> **AIM OF THE TASK**: Can you reproduce the data beneath, keeping every line exact?

> **ENTRIES**:
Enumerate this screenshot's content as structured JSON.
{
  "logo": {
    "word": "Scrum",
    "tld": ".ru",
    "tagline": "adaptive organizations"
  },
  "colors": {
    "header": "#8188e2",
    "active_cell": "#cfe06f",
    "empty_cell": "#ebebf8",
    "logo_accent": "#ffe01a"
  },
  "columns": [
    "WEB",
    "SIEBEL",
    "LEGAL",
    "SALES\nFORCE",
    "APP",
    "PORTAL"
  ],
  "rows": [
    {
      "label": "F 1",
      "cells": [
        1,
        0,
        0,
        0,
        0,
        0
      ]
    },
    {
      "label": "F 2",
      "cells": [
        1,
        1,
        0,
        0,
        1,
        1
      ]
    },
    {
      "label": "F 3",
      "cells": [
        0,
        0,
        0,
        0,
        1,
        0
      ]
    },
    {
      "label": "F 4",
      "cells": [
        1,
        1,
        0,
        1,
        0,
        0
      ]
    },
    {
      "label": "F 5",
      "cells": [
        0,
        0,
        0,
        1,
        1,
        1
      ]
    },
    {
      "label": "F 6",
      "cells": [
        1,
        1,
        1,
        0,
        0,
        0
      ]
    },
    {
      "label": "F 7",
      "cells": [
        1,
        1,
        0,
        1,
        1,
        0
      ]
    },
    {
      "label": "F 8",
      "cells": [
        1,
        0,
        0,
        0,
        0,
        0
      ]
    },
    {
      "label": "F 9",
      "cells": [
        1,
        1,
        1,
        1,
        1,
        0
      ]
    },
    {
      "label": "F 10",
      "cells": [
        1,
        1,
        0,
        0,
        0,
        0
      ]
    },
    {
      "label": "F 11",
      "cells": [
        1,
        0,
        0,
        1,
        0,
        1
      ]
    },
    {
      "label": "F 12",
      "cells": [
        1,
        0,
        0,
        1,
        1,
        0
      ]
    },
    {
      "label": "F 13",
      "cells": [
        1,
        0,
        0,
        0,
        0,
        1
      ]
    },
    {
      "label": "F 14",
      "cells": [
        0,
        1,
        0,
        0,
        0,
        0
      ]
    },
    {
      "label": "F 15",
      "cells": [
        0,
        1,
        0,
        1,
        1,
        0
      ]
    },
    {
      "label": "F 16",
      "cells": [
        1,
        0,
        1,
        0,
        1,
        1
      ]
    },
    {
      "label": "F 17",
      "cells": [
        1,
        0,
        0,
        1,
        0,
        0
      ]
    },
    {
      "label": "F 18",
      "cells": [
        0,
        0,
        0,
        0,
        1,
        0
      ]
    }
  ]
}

> **RESULT FOR THIS EXERCISE**:
Enumerate this screenshot's content as structured JSON.
{
  "logo": {
    "word": "Scrum",
    "tld": ".ru",
    "tagline": "adaptive organizations"
  },
  "colors": {
    "header": "#8188e2",
    "active_cell": "#cfe06f",
    "empty_cell": "#ebebf8",
    "logo_accent": "#ffe01a"
  },
  "columns": [
    "WEB",
    "SIEBEL",
    "LEGAL",
    "SALES\nFORCE",
    "APP",
    "PORTAL"
  ],
  "rows": [
    {
      "label": "F 1",
      "cells": [
        1,
        0,
        0,
        0,
        0,
        0
      ]
    },
    {
      "label": "F 2",
      "cells": [
        1,
        1,
        0,
        0,
        1,
        1
      ]
    },
    {
      "label": "F 3",
      "cells": [
        0,
        0,
        0,
        0,
        1,
        0
      ]
    },
    {
      "label": "F 4",
      "cells": [
        1,
        1,
        0,
        1,
        0,
        0
      ]
    },
    {
      "label": "F 5",
      "cells": [
        0,
        0,
        0,
        1,
        1,
        1
      ]
    },
    {
      "label": "F 6",
      "cells": [
        1,
        1,
        1,
        0,
        0,
        0
      ]
    },
    {
      "label": "F 7",
      "cells": [
        1,
        1,
        0,
        1,
        1,
        0
      ]
    },
    {
      "label": "F 8",
      "cells": [
        1,
        0,
        0,
        0,
        0,
        0
      ]
    },
    {
      "label": "F 9",
      "cells": [
        1,
        1,
        1,
        1,
        1,
        0
      ]
    },
    {
      "label": "F 10",
      "cells": [
        1,
        1,
        0,
        0,
        0,
        0
      ]
    },
    {
      "label": "F 11",
      "cells": [
        1,
        0,
        0,
        1,
        0,
        1
      ]
    },
    {
      "label": "F 12",
      "cells": [
        1,
        0,
        0,
        1,
        1,
        0
      ]
    },
    {
      "label": "F 13",
      "cells": [
        1,
        0,
        0,
        0,
        0,
        1
      ]
    },
    {
      "label": "F 14",
      "cells": [
        0,
        1,
        0,
        0,
        0,
        0
      ]
    },
    {
      "label": "F 15",
      "cells": [
        0,
        1,
        0,
        1,
        1,
        0
      ]
    },
    {
      "label": "F 16",
      "cells": [
        1,
        0,
        1,
        0,
        1,
        1
      ]
    },
    {
      "label": "F 17",
      "cells": [
        1,
        0,
        0,
        1,
        0,
        0
      ]
    },
    {
      "label": "F 18",
      "cells": [
        0,
        0,
        0,
        0,
        1,
        0
      ]
    }
  ]
}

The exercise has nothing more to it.